Below are the records; locate each line with the word "seconds" and copy it.

======== Data lines

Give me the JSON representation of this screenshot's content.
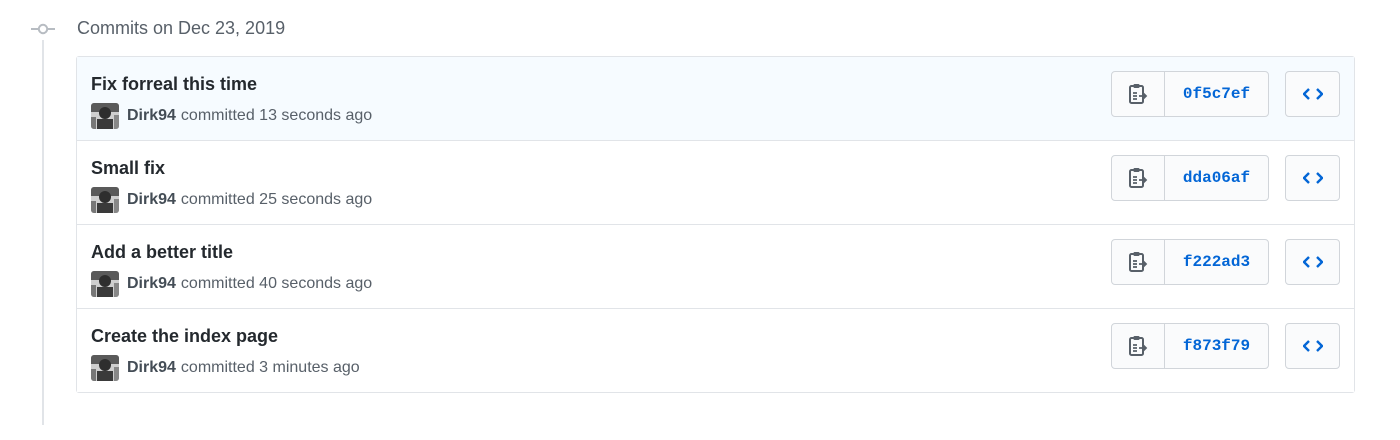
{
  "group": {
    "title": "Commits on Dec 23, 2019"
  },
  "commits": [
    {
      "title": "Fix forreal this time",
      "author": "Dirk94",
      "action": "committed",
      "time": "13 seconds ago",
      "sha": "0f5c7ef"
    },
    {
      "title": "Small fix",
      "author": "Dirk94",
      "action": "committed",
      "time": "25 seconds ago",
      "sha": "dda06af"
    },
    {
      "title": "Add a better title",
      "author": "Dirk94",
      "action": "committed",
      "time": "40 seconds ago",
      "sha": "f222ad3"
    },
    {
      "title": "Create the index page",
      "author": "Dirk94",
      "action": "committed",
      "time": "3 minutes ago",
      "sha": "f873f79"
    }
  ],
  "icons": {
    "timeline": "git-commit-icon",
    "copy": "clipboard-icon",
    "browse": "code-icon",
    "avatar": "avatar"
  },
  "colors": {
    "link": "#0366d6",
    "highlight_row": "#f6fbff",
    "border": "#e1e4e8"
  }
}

================

_Result_
      "time": "13 seconds ago",
      "time": "25 seconds ago",
      "time": "40 seconds ago",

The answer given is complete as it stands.